- **Written problem**: Determine how many lines carry the word "footer". Output that number only.

- **Records provided**:
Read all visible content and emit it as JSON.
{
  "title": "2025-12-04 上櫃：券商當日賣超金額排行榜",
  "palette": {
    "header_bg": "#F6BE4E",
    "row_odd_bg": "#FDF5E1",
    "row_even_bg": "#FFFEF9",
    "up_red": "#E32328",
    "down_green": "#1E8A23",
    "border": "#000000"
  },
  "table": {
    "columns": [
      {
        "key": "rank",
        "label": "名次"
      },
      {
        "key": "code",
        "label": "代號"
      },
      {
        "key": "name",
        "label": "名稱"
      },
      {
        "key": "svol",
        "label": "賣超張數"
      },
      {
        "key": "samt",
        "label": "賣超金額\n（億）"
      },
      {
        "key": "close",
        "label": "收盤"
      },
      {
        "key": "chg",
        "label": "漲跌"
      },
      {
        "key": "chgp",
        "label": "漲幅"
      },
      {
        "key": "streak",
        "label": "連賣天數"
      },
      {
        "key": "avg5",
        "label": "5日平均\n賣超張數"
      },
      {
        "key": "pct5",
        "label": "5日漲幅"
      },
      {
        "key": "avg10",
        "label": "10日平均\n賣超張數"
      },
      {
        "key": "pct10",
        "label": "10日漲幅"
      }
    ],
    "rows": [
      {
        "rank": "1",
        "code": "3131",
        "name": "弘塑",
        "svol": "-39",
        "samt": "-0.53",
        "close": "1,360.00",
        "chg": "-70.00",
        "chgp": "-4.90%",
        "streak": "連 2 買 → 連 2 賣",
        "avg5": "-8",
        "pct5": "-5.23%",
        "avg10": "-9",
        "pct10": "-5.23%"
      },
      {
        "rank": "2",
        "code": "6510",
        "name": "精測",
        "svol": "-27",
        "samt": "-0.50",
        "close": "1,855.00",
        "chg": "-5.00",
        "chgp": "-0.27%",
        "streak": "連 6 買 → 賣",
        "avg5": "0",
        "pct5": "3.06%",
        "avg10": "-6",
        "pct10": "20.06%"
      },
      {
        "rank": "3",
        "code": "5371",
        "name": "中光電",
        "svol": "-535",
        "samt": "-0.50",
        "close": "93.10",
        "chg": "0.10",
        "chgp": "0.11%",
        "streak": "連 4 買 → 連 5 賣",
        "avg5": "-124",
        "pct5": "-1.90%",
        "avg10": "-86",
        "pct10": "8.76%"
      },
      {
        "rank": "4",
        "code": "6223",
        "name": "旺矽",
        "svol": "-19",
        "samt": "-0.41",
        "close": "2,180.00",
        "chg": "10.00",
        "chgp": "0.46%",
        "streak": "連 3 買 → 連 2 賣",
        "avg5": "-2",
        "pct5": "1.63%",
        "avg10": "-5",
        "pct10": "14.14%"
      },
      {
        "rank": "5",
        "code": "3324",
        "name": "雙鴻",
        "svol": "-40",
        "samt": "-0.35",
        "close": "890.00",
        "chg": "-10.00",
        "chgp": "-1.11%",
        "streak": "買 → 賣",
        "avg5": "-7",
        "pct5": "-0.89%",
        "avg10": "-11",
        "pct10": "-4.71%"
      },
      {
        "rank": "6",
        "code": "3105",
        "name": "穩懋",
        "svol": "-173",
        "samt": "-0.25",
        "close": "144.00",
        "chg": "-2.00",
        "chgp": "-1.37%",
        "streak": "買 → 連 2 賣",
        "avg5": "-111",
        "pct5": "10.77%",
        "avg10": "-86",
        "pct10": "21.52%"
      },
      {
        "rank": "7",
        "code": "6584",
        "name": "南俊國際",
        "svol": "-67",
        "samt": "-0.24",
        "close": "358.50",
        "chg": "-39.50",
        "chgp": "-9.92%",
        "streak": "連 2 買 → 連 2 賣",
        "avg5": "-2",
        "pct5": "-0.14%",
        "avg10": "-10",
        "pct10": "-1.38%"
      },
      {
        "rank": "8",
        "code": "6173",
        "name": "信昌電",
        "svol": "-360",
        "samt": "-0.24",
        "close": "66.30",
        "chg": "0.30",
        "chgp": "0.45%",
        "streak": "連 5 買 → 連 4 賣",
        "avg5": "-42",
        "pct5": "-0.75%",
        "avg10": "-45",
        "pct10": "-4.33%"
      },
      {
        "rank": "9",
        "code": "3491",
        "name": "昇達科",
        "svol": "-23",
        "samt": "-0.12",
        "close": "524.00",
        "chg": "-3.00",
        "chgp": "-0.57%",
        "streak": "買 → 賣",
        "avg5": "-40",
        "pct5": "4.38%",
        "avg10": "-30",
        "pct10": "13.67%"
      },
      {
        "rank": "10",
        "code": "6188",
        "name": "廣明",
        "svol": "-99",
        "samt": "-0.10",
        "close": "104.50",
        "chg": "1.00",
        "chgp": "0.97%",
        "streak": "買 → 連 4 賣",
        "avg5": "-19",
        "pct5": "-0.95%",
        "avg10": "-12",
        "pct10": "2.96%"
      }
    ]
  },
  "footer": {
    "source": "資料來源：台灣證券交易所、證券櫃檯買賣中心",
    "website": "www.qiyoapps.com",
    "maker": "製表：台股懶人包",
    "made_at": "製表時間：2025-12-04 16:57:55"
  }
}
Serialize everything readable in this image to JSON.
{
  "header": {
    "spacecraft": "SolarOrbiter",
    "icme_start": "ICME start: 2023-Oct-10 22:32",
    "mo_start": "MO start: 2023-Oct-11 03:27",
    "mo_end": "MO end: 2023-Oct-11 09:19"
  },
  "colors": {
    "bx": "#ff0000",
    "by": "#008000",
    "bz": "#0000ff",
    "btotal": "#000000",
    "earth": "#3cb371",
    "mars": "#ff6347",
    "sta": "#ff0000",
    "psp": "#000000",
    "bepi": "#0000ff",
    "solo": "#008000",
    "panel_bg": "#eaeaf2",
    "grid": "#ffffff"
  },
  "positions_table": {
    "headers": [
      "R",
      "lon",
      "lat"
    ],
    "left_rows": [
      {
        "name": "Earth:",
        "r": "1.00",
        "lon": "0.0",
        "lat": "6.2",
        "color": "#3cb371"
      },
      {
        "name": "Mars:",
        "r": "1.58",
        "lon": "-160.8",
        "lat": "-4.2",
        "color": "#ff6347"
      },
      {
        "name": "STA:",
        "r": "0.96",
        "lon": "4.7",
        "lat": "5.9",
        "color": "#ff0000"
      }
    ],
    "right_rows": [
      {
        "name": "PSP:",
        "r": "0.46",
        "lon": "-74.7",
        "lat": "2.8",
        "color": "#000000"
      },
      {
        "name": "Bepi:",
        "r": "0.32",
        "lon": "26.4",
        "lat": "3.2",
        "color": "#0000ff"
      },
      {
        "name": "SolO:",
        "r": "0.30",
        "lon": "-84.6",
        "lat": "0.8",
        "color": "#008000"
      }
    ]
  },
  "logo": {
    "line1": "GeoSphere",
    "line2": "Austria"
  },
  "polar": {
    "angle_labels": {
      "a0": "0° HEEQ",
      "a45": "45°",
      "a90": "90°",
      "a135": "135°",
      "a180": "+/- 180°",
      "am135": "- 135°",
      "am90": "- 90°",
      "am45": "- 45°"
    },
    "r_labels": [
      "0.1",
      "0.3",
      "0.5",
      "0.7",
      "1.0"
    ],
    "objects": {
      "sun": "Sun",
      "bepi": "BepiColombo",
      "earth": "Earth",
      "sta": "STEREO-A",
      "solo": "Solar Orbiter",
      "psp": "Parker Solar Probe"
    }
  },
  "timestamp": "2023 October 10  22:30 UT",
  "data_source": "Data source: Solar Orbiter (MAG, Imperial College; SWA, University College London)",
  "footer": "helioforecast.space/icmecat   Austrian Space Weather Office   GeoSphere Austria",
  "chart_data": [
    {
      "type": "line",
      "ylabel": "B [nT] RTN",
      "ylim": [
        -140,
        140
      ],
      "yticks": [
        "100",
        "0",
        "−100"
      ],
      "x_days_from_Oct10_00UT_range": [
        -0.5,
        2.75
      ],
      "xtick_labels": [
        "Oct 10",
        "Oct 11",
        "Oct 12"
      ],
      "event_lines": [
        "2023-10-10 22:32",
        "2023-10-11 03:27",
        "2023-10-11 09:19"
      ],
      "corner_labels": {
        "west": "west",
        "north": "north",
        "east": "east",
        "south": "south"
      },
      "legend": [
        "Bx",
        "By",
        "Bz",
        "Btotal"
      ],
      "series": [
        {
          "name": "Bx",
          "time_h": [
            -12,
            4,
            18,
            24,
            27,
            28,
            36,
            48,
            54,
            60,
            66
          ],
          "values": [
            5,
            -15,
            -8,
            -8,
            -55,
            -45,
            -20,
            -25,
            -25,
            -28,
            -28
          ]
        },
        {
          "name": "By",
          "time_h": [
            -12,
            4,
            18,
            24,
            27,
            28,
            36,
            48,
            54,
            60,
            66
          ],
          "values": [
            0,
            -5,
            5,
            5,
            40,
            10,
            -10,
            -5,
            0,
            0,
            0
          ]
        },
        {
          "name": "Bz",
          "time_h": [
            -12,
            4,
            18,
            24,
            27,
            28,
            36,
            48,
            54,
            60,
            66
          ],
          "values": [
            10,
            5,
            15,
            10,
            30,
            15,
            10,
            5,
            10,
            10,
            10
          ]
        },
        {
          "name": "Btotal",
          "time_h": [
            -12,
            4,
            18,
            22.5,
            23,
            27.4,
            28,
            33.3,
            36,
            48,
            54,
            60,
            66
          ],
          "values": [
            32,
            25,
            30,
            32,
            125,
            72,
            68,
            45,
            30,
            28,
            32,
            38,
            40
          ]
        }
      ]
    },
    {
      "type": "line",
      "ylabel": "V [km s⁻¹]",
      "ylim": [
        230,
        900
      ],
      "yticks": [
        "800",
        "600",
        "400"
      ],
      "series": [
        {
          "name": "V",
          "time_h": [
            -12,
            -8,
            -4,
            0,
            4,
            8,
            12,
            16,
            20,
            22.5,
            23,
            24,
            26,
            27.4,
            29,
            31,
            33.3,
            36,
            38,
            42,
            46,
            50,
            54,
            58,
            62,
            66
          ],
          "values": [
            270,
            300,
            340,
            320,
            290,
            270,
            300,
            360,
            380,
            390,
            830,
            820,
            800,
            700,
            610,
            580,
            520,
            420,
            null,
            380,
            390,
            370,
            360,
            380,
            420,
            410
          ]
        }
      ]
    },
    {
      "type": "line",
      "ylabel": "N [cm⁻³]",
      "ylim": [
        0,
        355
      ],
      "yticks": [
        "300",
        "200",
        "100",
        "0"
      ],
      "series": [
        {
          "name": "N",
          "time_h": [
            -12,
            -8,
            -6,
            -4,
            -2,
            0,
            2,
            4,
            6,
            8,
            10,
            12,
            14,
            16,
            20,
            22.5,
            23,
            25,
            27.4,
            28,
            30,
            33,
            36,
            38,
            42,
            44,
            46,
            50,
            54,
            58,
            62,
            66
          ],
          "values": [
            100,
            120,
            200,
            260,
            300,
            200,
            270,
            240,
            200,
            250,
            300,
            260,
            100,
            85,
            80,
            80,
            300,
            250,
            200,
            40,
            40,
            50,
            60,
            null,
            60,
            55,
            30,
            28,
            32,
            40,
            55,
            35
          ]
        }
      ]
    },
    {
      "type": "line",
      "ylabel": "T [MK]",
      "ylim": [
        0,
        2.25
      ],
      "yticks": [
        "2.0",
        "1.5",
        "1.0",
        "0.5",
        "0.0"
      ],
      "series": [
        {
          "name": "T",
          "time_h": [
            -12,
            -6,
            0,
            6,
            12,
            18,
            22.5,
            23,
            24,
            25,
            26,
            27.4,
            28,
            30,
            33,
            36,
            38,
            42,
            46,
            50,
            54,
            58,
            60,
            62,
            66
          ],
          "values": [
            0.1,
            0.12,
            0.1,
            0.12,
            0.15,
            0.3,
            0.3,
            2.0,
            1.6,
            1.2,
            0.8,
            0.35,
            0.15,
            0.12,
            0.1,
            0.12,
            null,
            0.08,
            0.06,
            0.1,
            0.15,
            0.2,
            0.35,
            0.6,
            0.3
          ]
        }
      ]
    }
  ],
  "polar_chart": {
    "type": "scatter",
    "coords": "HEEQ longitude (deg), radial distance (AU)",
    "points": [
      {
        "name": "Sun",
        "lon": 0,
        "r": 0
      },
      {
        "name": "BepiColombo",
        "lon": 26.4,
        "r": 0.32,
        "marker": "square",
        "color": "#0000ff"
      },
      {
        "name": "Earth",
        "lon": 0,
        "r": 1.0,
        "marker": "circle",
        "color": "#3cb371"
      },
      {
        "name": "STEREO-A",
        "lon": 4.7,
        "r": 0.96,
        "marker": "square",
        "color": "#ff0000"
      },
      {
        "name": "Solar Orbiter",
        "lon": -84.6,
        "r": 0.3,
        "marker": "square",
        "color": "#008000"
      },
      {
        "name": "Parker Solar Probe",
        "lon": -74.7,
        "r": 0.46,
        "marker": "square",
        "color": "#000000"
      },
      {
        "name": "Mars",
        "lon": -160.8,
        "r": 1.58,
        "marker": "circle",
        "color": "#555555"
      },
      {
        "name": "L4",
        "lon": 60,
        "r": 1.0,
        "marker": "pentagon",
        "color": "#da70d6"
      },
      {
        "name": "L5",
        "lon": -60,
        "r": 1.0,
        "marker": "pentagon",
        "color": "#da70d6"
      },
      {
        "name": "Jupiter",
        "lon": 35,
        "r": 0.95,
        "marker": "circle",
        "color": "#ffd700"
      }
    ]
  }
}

- **Complete answer**: 2